DATA ROWS –
********************

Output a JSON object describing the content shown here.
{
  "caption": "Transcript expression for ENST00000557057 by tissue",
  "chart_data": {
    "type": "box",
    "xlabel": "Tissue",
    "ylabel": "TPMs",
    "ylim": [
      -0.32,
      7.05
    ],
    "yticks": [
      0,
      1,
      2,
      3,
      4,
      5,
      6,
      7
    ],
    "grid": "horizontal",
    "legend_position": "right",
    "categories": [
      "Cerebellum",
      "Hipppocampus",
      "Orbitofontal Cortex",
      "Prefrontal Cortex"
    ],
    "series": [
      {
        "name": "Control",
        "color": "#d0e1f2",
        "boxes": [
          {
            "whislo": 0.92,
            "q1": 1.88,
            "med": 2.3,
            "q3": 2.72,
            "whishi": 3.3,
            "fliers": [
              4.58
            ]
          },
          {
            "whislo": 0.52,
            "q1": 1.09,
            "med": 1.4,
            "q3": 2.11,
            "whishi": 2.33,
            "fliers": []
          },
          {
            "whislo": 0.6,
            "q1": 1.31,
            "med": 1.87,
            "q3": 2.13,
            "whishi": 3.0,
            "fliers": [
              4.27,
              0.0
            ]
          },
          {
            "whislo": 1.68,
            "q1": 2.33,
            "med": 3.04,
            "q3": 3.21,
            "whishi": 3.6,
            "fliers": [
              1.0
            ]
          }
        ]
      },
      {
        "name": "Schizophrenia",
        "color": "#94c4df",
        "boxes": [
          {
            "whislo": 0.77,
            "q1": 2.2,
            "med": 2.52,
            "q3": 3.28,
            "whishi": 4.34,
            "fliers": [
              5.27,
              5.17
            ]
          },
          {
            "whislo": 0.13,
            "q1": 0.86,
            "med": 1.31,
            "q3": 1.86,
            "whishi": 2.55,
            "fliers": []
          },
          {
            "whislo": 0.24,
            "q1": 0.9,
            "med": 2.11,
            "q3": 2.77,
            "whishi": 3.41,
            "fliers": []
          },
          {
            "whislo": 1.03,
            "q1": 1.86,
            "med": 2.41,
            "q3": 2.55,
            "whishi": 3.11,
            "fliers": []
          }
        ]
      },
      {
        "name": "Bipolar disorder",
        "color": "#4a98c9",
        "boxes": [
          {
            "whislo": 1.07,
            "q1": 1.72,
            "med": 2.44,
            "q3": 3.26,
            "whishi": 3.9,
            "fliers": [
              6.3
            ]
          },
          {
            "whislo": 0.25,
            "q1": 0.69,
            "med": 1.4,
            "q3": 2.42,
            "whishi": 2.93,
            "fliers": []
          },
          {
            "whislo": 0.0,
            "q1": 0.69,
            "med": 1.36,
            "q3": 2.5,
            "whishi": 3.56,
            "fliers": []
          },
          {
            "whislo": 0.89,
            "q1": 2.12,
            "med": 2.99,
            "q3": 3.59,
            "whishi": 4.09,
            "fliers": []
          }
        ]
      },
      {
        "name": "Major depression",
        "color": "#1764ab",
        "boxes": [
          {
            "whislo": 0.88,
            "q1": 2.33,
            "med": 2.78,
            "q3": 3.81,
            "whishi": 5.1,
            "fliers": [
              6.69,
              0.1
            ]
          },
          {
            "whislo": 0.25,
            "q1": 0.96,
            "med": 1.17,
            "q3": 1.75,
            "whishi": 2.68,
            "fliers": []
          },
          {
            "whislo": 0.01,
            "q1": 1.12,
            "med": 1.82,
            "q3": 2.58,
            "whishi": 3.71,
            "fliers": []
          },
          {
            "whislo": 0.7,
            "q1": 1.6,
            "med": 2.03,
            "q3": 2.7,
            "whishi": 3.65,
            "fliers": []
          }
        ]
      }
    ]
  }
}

********************

CHALLENGE – Print the material once more, exactly.

FINAL ANSWER –
Output a JSON object describing the content shown here.
{
  "caption": "Transcript expression for ENST00000557057 by tissue",
  "chart_data": {
    "type": "box",
    "xlabel": "Tissue",
    "ylabel": "TPMs",
    "ylim": [
      -0.32,
      7.05
    ],
    "yticks": [
      0,
      1,
      2,
      3,
      4,
      5,
      6,
      7
    ],
    "grid": "horizontal",
    "legend_position": "right",
    "categories": [
      "Cerebellum",
      "Hipppocampus",
      "Orbitofontal Cortex",
      "Prefrontal Cortex"
    ],
    "series": [
      {
        "name": "Control",
        "color": "#d0e1f2",
        "boxes": [
          {
            "whislo": 0.92,
            "q1": 1.88,
            "med": 2.3,
            "q3": 2.72,
            "whishi": 3.3,
            "fliers": [
              4.58
            ]
          },
          {
            "whislo": 0.52,
            "q1": 1.09,
            "med": 1.4,
            "q3": 2.11,
            "whishi": 2.33,
            "fliers": []
          },
          {
            "whislo": 0.6,
            "q1": 1.31,
            "med": 1.87,
            "q3": 2.13,
            "whishi": 3.0,
            "fliers": [
              4.27,
              0.0
            ]
          },
          {
            "whislo": 1.68,
            "q1": 2.33,
            "med": 3.04,
            "q3": 3.21,
            "whishi": 3.6,
            "fliers": [
              1.0
            ]
          }
        ]
      },
      {
        "name": "Schizophrenia",
        "color": "#94c4df",
        "boxes": [
          {
            "whislo": 0.77,
            "q1": 2.2,
            "med": 2.52,
            "q3": 3.28,
            "whishi": 4.34,
            "fliers": [
              5.27,
              5.17
            ]
          },
          {
            "whislo": 0.13,
            "q1": 0.86,
            "med": 1.31,
            "q3": 1.86,
            "whishi": 2.55,
            "fliers": []
          },
          {
            "whislo": 0.24,
            "q1": 0.9,
            "med": 2.11,
            "q3": 2.77,
            "whishi": 3.41,
            "fliers": []
          },
          {
            "whislo": 1.03,
            "q1": 1.86,
            "med": 2.41,
            "q3": 2.55,
            "whishi": 3.11,
            "fliers": []
          }
        ]
      },
      {
        "name": "Bipolar disorder",
        "color": "#4a98c9",
        "boxes": [
          {
            "whislo": 1.07,
            "q1": 1.72,
            "med": 2.44,
            "q3": 3.26,
            "whishi": 3.9,
            "fliers": [
              6.3
            ]
          },
          {
            "whislo": 0.25,
            "q1": 0.69,
            "med": 1.4,
            "q3": 2.42,
            "whishi": 2.93,
            "fliers": []
          },
          {
            "whislo": 0.0,
            "q1": 0.69,
            "med": 1.36,
            "q3": 2.5,
            "whishi": 3.56,
            "fliers": []
          },
          {
            "whislo": 0.89,
            "q1": 2.12,
            "med": 2.99,
            "q3": 3.59,
            "whishi": 4.09,
            "fliers": []
          }
        ]
      },
      {
        "name": "Major depression",
        "color": "#1764ab",
        "boxes": [
          {
            "whislo": 0.88,
            "q1": 2.33,
            "med": 2.78,
            "q3": 3.81,
            "whishi": 5.1,
            "fliers": [
              6.69,
              0.1
            ]
          },
          {
            "whislo": 0.25,
            "q1": 0.96,
            "med": 1.17,
            "q3": 1.75,
            "whishi": 2.68,
            "fliers": []
          },
          {
            "whislo": 0.01,
            "q1": 1.12,
            "med": 1.82,
            "q3": 2.58,
            "whishi": 3.71,
            "fliers": []
          },
          {
            "whislo": 0.7,
            "q1": 1.6,
            "med": 2.03,
            "q3": 2.7,
            "whishi": 3.65,
            "fliers": []
          }
        ]
      }
    ]
  }
}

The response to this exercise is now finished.